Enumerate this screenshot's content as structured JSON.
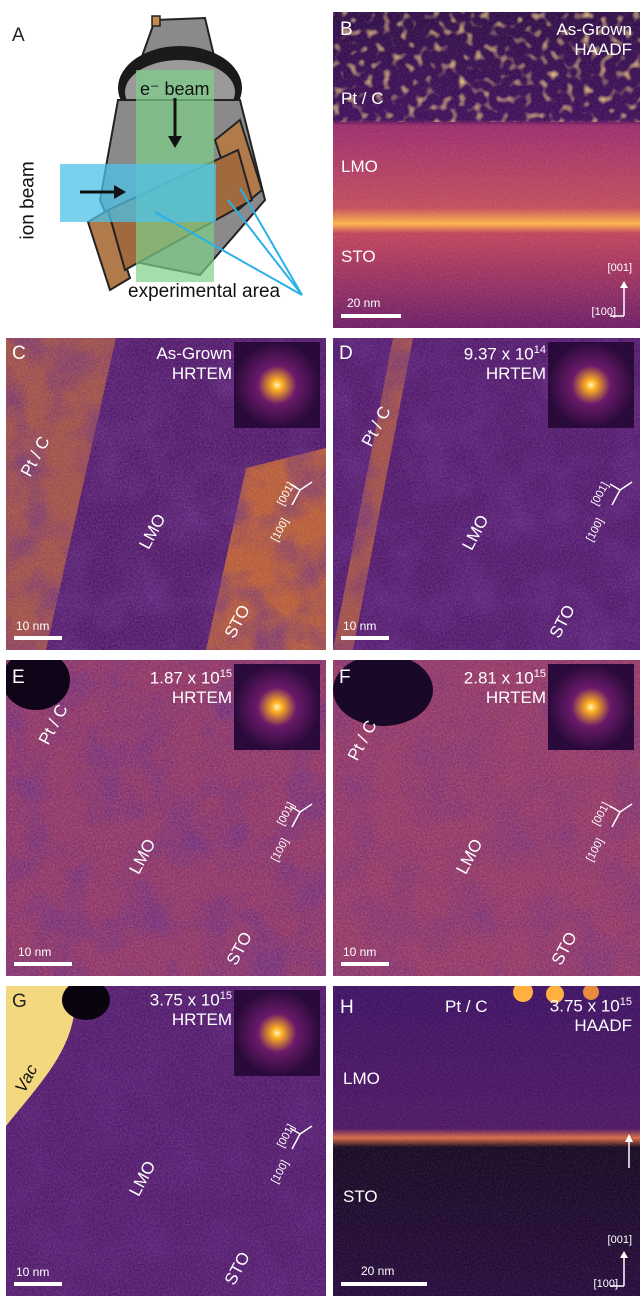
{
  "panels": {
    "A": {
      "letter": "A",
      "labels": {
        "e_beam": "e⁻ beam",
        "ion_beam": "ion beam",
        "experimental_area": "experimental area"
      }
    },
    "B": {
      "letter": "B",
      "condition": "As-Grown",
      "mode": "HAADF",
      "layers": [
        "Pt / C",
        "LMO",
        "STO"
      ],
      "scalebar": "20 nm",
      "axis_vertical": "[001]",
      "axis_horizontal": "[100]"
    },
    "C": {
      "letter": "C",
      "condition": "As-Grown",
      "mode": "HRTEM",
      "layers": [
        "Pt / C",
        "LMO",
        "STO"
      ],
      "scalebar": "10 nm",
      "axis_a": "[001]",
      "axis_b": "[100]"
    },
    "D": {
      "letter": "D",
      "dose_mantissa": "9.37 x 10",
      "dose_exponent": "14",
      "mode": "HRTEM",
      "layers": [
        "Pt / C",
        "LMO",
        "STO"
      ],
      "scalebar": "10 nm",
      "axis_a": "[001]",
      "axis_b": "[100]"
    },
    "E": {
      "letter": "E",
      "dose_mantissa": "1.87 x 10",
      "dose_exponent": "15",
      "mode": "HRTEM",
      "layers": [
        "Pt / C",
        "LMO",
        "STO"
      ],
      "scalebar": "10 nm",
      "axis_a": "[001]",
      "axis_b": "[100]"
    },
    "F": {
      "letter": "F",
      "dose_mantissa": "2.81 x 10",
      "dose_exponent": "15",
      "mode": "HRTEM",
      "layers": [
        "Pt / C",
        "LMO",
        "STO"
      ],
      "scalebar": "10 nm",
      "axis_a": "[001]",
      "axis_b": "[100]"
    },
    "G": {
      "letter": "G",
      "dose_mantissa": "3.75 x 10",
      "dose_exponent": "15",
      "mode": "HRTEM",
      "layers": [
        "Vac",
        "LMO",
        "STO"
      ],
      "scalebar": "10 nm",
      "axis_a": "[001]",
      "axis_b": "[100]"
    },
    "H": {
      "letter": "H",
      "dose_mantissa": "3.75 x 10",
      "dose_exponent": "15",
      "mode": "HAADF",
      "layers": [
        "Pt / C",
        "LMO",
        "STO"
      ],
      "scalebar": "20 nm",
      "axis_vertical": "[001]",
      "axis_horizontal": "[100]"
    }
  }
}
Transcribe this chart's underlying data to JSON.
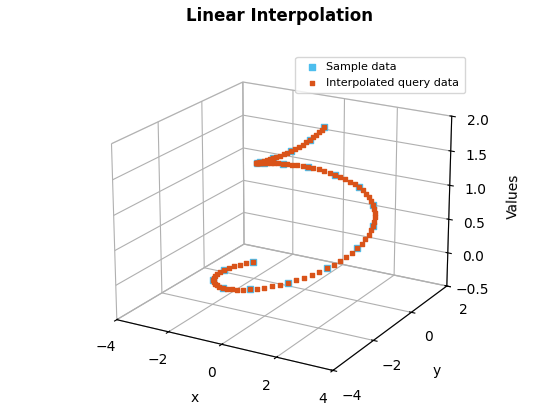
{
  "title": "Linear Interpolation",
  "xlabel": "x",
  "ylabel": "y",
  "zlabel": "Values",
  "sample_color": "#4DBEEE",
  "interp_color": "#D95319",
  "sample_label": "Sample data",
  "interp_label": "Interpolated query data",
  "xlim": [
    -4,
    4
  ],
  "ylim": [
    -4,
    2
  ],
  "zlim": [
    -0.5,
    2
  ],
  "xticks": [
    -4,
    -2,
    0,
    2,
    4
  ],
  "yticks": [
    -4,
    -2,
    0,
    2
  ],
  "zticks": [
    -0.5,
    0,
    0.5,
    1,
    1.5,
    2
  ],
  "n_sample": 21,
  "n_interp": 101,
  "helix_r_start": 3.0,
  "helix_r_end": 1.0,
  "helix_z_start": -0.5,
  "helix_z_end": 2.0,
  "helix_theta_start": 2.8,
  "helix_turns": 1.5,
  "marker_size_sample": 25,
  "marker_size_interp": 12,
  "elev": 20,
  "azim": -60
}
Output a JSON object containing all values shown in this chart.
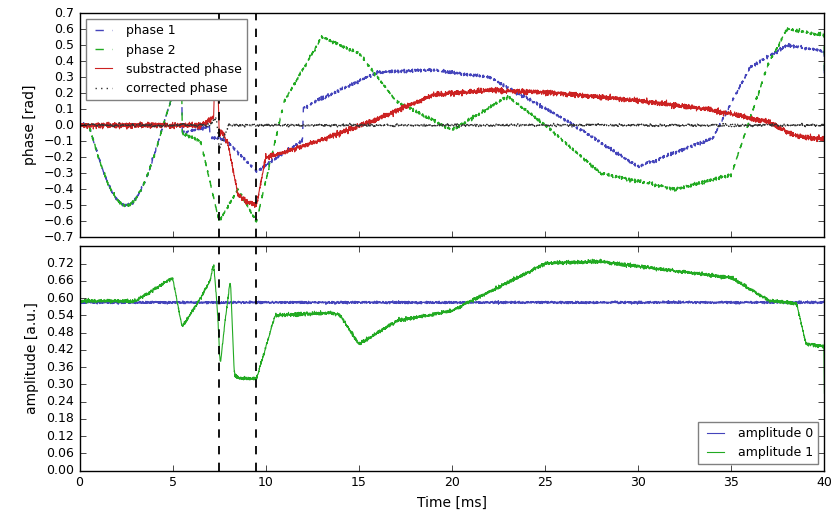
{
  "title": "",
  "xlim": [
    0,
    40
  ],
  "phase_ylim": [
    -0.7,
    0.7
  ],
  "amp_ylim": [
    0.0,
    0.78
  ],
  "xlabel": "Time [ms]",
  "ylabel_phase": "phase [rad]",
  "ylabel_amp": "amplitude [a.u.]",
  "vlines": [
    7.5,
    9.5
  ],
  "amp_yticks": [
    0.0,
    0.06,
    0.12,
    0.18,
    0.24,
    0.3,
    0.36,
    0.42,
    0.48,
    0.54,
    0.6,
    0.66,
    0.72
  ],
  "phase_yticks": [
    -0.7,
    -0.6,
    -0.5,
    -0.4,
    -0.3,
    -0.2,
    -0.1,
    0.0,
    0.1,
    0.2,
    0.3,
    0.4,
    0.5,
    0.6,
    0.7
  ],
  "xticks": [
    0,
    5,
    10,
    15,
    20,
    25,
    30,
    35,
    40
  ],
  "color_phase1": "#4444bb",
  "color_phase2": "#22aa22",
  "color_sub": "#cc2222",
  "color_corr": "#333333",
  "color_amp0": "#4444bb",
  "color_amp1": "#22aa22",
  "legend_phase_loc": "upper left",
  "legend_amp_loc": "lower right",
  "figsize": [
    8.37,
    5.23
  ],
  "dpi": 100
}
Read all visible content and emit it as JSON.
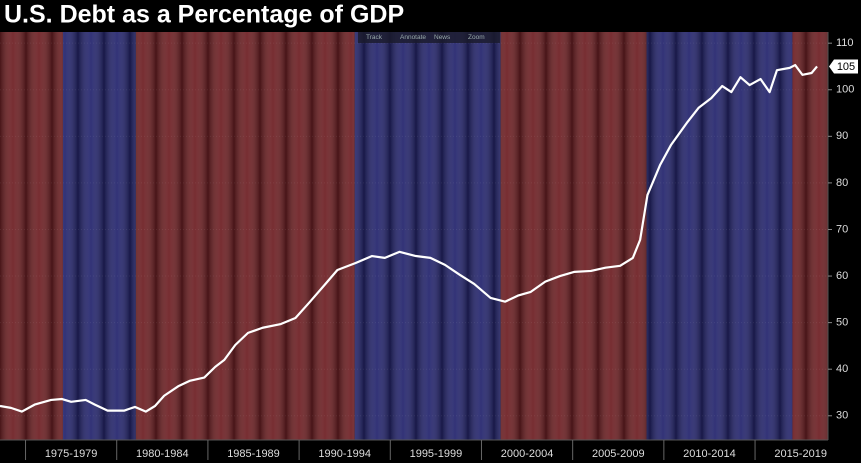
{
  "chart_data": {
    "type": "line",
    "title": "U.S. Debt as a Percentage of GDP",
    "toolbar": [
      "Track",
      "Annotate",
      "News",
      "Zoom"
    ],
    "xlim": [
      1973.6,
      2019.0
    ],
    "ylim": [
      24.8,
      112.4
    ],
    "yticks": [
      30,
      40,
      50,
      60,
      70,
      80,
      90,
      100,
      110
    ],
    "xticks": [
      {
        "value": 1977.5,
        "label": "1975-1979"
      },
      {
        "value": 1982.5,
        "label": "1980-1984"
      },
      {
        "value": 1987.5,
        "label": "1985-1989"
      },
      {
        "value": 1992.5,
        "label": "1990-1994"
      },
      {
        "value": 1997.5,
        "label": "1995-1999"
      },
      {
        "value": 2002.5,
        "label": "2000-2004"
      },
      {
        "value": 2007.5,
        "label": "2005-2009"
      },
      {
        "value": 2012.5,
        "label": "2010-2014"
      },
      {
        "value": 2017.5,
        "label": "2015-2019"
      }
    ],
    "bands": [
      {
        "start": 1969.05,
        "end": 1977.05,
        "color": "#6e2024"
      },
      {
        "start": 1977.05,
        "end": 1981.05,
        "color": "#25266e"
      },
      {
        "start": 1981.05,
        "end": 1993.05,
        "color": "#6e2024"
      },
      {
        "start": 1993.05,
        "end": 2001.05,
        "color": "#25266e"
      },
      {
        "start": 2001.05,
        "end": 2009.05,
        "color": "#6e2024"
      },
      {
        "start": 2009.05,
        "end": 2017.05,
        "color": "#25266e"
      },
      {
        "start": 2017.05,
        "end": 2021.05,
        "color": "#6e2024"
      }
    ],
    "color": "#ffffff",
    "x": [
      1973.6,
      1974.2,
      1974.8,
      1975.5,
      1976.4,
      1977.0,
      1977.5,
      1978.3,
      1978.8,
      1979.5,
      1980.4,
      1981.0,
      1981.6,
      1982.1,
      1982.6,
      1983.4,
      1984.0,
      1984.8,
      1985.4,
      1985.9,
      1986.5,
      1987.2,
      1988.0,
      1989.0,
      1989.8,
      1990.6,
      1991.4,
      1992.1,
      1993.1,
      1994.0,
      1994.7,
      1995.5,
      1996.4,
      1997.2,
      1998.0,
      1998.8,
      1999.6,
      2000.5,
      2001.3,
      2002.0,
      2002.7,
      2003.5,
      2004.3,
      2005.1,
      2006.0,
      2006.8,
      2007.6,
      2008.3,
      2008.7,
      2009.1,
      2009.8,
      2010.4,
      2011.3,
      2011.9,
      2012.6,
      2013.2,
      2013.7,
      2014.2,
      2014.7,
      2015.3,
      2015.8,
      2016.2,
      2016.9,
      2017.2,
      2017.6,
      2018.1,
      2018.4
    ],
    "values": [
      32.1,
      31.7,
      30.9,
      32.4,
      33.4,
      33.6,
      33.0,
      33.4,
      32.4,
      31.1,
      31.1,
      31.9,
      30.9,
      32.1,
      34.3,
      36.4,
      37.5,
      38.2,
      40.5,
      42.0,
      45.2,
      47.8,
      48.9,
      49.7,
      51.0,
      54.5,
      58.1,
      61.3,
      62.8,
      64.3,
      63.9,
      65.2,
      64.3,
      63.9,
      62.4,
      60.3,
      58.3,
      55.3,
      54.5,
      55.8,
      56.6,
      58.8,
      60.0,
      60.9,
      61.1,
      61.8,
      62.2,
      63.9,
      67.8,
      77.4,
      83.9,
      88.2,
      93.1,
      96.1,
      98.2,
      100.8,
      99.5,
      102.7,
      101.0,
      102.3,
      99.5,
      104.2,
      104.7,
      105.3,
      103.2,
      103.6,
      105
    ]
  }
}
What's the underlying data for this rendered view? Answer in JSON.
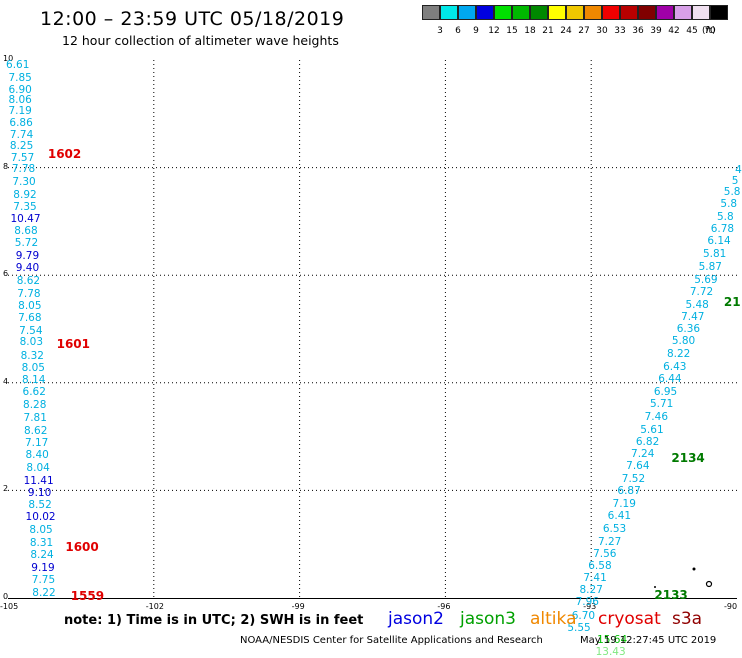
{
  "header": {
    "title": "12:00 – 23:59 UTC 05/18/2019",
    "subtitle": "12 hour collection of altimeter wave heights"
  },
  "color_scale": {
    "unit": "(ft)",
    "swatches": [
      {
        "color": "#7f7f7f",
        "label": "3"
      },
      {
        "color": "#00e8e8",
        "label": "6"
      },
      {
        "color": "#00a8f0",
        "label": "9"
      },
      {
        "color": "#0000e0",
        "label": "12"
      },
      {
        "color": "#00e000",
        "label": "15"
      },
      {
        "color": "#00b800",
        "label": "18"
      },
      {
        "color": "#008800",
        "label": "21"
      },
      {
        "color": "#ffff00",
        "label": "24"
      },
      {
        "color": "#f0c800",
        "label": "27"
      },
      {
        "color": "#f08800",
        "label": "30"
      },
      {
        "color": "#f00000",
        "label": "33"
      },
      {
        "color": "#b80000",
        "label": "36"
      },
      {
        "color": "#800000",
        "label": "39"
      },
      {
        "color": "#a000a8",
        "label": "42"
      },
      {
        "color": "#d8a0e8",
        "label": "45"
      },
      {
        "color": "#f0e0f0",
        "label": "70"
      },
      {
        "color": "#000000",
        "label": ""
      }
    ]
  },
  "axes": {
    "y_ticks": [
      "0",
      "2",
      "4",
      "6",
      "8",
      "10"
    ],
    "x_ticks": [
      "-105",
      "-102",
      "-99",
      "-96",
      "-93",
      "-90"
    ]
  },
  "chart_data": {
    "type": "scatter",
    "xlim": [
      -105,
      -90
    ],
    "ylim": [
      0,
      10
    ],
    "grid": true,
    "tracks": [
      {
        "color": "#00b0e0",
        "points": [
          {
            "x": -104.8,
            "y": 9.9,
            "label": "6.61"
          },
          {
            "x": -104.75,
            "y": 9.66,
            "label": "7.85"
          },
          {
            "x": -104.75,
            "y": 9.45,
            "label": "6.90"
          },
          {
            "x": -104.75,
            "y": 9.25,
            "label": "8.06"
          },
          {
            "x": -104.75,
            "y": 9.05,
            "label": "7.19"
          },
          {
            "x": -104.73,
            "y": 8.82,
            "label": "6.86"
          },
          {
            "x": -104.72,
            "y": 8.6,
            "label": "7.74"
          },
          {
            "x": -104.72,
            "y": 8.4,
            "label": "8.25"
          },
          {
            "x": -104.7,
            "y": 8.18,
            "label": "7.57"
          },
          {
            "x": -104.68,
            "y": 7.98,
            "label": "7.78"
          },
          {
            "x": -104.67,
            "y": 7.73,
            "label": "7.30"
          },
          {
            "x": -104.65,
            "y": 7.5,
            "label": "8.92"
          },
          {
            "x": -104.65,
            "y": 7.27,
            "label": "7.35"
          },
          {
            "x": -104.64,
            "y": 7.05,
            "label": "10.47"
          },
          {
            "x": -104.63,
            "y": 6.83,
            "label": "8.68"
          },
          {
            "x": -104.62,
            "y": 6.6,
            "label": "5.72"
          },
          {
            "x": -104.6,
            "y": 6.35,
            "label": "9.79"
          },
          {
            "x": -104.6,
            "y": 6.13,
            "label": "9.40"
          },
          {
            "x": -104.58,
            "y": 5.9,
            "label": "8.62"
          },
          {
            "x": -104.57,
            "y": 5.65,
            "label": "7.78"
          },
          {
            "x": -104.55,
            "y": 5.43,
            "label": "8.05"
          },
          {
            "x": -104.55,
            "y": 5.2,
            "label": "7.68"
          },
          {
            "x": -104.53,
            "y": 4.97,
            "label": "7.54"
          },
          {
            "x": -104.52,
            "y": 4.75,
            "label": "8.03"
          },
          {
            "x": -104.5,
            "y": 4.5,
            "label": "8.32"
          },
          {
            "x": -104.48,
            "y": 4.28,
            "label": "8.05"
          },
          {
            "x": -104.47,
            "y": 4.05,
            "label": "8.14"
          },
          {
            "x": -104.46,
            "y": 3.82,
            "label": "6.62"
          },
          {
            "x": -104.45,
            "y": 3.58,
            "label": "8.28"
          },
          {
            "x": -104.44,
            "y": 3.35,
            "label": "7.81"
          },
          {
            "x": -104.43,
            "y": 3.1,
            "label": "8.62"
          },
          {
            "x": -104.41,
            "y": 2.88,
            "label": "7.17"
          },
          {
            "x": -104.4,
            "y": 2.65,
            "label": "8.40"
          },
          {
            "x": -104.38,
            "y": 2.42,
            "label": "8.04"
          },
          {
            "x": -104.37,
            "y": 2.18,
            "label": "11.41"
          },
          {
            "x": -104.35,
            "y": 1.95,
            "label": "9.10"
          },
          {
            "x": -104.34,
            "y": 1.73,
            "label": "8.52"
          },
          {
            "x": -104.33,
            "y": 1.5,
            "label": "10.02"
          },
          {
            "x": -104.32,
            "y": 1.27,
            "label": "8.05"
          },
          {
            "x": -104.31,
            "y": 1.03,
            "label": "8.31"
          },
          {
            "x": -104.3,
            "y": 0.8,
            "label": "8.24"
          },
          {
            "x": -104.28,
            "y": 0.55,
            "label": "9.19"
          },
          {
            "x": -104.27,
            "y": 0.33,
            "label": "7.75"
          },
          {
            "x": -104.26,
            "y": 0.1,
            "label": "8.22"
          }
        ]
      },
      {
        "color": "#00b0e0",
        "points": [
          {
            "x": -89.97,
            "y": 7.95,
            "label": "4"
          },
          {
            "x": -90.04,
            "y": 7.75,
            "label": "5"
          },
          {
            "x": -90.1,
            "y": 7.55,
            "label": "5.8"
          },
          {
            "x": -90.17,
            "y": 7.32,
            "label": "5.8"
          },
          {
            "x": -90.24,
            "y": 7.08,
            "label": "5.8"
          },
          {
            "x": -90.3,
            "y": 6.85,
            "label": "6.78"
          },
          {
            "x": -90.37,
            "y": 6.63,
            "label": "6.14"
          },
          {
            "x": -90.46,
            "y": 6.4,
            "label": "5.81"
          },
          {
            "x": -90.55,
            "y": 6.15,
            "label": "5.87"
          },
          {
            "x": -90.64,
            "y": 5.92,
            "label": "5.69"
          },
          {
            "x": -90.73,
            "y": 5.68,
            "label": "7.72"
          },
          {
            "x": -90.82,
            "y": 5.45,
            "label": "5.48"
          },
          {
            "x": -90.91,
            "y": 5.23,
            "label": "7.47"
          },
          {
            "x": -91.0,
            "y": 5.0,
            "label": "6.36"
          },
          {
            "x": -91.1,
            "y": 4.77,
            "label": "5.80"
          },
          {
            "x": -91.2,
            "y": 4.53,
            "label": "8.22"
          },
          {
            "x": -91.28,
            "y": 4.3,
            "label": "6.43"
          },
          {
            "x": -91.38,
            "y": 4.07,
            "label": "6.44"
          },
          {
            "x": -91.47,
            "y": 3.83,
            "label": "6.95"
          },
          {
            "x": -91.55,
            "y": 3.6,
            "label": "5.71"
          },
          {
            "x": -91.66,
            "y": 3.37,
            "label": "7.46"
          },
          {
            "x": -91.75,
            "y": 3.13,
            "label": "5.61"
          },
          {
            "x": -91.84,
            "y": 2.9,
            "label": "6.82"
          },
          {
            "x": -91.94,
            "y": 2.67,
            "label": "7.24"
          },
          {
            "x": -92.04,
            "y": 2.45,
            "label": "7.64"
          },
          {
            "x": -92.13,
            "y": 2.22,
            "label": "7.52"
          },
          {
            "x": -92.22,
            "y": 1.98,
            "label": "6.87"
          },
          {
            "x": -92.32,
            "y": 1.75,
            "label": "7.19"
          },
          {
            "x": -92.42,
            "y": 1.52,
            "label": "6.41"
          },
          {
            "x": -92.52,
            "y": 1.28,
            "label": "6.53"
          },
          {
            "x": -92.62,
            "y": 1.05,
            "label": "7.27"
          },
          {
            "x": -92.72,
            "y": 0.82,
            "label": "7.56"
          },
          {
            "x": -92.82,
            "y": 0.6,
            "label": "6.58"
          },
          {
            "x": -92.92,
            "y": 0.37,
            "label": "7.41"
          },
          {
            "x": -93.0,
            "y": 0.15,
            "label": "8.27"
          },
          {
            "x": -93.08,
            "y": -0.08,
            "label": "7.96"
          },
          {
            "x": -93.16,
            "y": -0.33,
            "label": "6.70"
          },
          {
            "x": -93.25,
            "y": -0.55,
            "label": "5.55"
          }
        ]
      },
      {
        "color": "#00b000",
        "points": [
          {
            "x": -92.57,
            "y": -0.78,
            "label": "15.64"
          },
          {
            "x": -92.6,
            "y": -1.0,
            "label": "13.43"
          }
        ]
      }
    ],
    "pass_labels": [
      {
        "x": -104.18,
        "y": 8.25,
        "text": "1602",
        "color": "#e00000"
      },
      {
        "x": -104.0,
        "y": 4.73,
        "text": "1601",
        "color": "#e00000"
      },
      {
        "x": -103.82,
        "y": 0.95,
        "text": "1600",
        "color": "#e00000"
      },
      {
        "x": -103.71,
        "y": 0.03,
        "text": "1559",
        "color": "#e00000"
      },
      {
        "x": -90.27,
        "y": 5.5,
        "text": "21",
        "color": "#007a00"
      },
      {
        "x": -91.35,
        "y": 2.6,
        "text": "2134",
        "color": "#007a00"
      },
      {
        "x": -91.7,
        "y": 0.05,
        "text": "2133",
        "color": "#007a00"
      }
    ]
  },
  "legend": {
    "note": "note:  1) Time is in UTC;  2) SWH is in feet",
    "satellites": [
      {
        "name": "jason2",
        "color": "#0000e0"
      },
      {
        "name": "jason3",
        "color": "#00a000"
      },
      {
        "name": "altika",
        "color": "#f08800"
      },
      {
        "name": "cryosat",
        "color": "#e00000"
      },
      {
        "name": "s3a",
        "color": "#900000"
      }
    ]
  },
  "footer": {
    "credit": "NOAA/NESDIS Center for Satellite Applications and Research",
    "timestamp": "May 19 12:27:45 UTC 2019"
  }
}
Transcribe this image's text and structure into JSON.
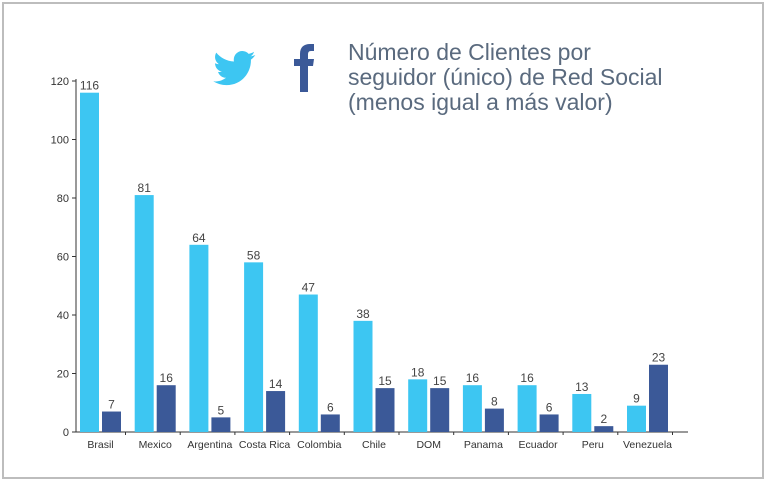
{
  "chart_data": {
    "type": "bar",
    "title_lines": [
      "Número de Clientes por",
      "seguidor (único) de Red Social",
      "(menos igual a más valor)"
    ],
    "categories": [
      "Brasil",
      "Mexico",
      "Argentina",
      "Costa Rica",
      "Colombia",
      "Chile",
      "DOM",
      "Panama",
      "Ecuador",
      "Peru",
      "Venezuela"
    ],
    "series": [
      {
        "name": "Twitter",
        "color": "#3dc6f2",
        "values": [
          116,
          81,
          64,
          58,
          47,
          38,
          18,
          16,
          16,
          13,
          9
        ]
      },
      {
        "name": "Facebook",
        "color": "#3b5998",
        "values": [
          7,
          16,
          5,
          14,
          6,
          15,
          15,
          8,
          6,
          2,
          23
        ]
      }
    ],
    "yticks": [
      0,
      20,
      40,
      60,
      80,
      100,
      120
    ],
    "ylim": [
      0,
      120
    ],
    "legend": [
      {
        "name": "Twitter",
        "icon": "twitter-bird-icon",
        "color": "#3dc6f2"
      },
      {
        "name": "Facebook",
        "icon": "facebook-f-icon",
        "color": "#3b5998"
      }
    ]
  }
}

• • • • • • •

**Required work**
Pull out every line in the material above where "this" occurs.

**The answer**
Enumerate this screenshot's content as structured JSON.
Transcribe this chart's underlying data to JSON.
Output a JSON object containing all values shown in this chart.
What's the underlying data for this rendered view? Answer in JSON.
Transcribe this image's text and structure into JSON.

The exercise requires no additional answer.